MATERIALS PROVIDED ->
———

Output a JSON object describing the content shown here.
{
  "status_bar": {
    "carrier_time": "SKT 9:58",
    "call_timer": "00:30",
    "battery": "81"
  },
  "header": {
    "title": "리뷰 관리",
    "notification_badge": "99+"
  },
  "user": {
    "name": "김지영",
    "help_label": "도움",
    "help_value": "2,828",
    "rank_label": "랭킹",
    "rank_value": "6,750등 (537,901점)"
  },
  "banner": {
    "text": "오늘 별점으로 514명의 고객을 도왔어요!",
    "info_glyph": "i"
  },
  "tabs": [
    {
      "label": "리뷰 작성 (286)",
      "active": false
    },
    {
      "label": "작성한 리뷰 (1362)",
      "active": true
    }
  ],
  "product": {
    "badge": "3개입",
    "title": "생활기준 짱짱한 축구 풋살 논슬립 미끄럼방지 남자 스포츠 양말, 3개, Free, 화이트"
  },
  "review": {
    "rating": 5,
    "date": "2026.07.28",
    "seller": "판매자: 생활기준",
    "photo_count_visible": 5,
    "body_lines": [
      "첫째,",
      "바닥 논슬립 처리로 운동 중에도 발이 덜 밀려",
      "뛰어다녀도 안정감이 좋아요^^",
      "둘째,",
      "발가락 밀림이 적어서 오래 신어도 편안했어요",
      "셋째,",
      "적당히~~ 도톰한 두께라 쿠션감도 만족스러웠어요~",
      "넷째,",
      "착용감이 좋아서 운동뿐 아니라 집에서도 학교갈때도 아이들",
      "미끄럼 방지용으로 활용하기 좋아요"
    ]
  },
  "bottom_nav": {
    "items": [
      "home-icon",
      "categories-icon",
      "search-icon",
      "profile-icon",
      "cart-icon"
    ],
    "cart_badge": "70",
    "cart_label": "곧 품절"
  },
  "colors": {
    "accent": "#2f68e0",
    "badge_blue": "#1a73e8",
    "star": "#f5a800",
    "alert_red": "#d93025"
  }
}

———

TASK STATEMENT ->
For each line in the data above that contains the string "title", extract the line.

RESULT FOR THIS TASK ->
    "title": "리뷰 관리",
    "title": "생활기준 짱짱한 축구 풋살 논슬립 미끄럼방지 남자 스포츠 양말, 3개, Free, 화이트"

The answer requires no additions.